#### [Exercise prompt]
Copy the listing exactly. Omit nothing.

#### [Data records]
----------
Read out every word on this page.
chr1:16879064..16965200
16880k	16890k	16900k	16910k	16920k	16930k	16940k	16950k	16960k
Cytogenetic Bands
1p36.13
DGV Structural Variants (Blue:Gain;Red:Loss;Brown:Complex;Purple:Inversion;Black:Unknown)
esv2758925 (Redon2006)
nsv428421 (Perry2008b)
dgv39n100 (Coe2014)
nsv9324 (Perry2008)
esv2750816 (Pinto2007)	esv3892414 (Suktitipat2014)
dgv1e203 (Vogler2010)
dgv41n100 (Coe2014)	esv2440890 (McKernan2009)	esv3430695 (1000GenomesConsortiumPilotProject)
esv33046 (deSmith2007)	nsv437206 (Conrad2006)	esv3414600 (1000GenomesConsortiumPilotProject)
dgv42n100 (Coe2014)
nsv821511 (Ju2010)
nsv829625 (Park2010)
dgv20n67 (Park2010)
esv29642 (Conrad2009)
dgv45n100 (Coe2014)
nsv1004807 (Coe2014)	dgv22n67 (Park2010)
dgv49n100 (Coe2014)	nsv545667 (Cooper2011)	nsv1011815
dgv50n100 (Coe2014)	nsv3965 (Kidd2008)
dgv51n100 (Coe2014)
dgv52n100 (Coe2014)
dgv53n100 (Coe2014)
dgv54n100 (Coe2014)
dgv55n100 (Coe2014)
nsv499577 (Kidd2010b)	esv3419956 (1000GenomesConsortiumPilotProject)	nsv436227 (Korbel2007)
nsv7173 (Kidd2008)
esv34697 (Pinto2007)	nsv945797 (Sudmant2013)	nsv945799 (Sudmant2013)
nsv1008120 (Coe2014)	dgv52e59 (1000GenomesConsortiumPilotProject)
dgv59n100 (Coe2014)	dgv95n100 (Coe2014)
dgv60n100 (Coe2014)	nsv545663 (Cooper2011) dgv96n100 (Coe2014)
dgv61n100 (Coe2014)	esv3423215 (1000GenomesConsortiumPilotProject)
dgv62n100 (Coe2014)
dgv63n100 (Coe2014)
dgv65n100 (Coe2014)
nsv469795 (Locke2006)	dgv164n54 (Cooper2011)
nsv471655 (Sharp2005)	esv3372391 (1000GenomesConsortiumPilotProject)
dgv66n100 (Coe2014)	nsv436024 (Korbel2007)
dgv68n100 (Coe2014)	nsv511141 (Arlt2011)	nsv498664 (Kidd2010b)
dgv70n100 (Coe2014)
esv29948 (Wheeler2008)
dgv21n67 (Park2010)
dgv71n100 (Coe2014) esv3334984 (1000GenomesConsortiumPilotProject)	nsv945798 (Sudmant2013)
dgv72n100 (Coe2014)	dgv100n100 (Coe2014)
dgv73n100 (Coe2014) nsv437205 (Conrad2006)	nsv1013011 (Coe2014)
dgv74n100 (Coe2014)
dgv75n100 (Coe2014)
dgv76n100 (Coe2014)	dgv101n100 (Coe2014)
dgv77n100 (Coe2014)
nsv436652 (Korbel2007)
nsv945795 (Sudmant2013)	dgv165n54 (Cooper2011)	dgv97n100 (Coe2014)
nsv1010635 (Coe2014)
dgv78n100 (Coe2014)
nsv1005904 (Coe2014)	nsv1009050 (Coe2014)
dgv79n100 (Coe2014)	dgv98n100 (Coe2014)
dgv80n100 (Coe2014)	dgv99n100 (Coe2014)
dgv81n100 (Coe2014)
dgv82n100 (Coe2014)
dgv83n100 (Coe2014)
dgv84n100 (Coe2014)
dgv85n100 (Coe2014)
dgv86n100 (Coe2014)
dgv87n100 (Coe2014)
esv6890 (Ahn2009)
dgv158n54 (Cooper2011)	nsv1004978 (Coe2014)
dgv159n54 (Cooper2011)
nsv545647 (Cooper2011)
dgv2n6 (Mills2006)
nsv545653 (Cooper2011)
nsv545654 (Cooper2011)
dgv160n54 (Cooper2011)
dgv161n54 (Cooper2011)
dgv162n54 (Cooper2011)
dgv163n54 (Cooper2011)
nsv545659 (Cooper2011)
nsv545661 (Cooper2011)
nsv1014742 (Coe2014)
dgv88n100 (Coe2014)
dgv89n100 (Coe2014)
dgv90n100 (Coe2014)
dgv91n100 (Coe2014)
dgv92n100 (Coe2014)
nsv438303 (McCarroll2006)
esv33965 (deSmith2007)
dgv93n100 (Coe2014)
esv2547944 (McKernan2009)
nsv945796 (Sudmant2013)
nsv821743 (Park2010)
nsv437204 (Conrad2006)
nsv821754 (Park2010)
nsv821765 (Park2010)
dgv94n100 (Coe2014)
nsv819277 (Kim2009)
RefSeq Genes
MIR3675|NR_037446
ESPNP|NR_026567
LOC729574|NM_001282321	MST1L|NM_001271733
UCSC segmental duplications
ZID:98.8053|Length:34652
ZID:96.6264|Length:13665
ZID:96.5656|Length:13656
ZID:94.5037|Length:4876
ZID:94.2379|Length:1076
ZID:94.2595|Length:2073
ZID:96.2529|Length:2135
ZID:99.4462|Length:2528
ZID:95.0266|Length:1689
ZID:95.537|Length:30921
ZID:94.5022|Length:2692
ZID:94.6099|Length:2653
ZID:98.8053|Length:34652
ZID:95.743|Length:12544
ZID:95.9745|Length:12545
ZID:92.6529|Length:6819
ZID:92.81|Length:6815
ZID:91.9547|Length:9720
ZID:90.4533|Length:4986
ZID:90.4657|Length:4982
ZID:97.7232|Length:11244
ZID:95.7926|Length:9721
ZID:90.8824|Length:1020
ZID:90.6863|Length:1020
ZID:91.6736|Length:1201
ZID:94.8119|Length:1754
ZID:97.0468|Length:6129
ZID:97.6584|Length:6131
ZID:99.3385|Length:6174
----------
#### [Solution to the exercise]
Read out every word on this page.
chr1:16879064..16965200
16880k	16890k	16900k	16910k	16920k	16930k	16940k	16950k	16960k
Cytogenetic Bands
1p36.13
DGV Structural Variants (Blue:Gain;Red:Loss;Brown:Complex;Purple:Inversion;Black:Unknown)
esv2758925 (Redon2006)
nsv428421 (Perry2008b)
dgv39n100 (Coe2014)
nsv9324 (Perry2008)
esv2750816 (Pinto2007)	esv3892414 (Suktitipat2014)
dgv1e203 (Vogler2010)
dgv41n100 (Coe2014)	esv2440890 (McKernan2009)	esv3430695 (1000GenomesConsortiumPilotProject)
esv33046 (deSmith2007)	nsv437206 (Conrad2006)	esv3414600 (1000GenomesConsortiumPilotProject)
dgv42n100 (Coe2014)
nsv821511 (Ju2010)
nsv829625 (Park2010)
dgv20n67 (Park2010)
esv29642 (Conrad2009)
dgv45n100 (Coe2014)
nsv1004807 (Coe2014)	dgv22n67 (Park2010)
dgv49n100 (Coe2014)	nsv545667 (Cooper2011)	nsv1011815
dgv50n100 (Coe2014)	nsv3965 (Kidd2008)
dgv51n100 (Coe2014)
dgv52n100 (Coe2014)
dgv53n100 (Coe2014)
dgv54n100 (Coe2014)
dgv55n100 (Coe2014)
nsv499577 (Kidd2010b)	esv3419956 (1000GenomesConsortiumPilotProject)	nsv436227 (Korbel2007)
nsv7173 (Kidd2008)
esv34697 (Pinto2007)	nsv945797 (Sudmant2013)	nsv945799 (Sudmant2013)
nsv1008120 (Coe2014)	dgv52e59 (1000GenomesConsortiumPilotProject)
dgv59n100 (Coe2014)	dgv95n100 (Coe2014)
dgv60n100 (Coe2014)	nsv545663 (Cooper2011) dgv96n100 (Coe2014)
dgv61n100 (Coe2014)	esv3423215 (1000GenomesConsortiumPilotProject)
dgv62n100 (Coe2014)
dgv63n100 (Coe2014)
dgv65n100 (Coe2014)
nsv469795 (Locke2006)	dgv164n54 (Cooper2011)
nsv471655 (Sharp2005)	esv3372391 (1000GenomesConsortiumPilotProject)
dgv66n100 (Coe2014)	nsv436024 (Korbel2007)
dgv68n100 (Coe2014)	nsv511141 (Arlt2011)	nsv498664 (Kidd2010b)
dgv70n100 (Coe2014)
esv29948 (Wheeler2008)
dgv21n67 (Park2010)
dgv71n100 (Coe2014) esv3334984 (1000GenomesConsortiumPilotProject)	nsv945798 (Sudmant2013)
dgv72n100 (Coe2014)	dgv100n100 (Coe2014)
dgv73n100 (Coe2014) nsv437205 (Conrad2006)	nsv1013011 (Coe2014)
dgv74n100 (Coe2014)
dgv75n100 (Coe2014)
dgv76n100 (Coe2014)	dgv101n100 (Coe2014)
dgv77n100 (Coe2014)
nsv436652 (Korbel2007)
nsv945795 (Sudmant2013)	dgv165n54 (Cooper2011)	dgv97n100 (Coe2014)
nsv1010635 (Coe2014)
dgv78n100 (Coe2014)
nsv1005904 (Coe2014)	nsv1009050 (Coe2014)
dgv79n100 (Coe2014)	dgv98n100 (Coe2014)
dgv80n100 (Coe2014)	dgv99n100 (Coe2014)
dgv81n100 (Coe2014)
dgv82n100 (Coe2014)
dgv83n100 (Coe2014)
dgv84n100 (Coe2014)
dgv85n100 (Coe2014)
dgv86n100 (Coe2014)
dgv87n100 (Coe2014)
esv6890 (Ahn2009)
dgv158n54 (Cooper2011)	nsv1004978 (Coe2014)
dgv159n54 (Cooper2011)
nsv545647 (Cooper2011)
dgv2n6 (Mills2006)
nsv545653 (Cooper2011)
nsv545654 (Cooper2011)
dgv160n54 (Cooper2011)
dgv161n54 (Cooper2011)
dgv162n54 (Cooper2011)
dgv163n54 (Cooper2011)
nsv545659 (Cooper2011)
nsv545661 (Cooper2011)
nsv1014742 (Coe2014)
dgv88n100 (Coe2014)
dgv89n100 (Coe2014)
dgv90n100 (Coe2014)
dgv91n100 (Coe2014)
dgv92n100 (Coe2014)
nsv438303 (McCarroll2006)
esv33965 (deSmith2007)
dgv93n100 (Coe2014)
esv2547944 (McKernan2009)
nsv945796 (Sudmant2013)
nsv821743 (Park2010)
nsv437204 (Conrad2006)
nsv821754 (Park2010)
nsv821765 (Park2010)
dgv94n100 (Coe2014)
nsv819277 (Kim2009)
RefSeq Genes
MIR3675|NR_037446
ESPNP|NR_026567
LOC729574|NM_001282321	MST1L|NM_001271733
UCSC segmental duplications
ZID:98.8053|Length:34652
ZID:96.6264|Length:13665
ZID:96.5656|Length:13656
ZID:94.5037|Length:4876
ZID:94.2379|Length:1076
ZID:94.2595|Length:2073
ZID:96.2529|Length:2135
ZID:99.4462|Length:2528
ZID:95.0266|Length:1689
ZID:95.537|Length:30921
ZID:94.5022|Length:2692
ZID:94.6099|Length:2653
ZID:98.8053|Length:34652
ZID:95.743|Length:12544
ZID:95.9745|Length:12545
ZID:92.6529|Length:6819
ZID:92.81|Length:6815
ZID:91.9547|Length:9720
ZID:90.4533|Length:4986
ZID:90.4657|Length:4982
ZID:97.7232|Length:11244
ZID:95.7926|Length:9721
ZID:90.8824|Length:1020
ZID:90.6863|Length:1020
ZID:91.6736|Length:1201
ZID:94.8119|Length:1754
ZID:97.0468|Length:6129
ZID:97.6584|Length:6131
ZID:99.3385|Length:6174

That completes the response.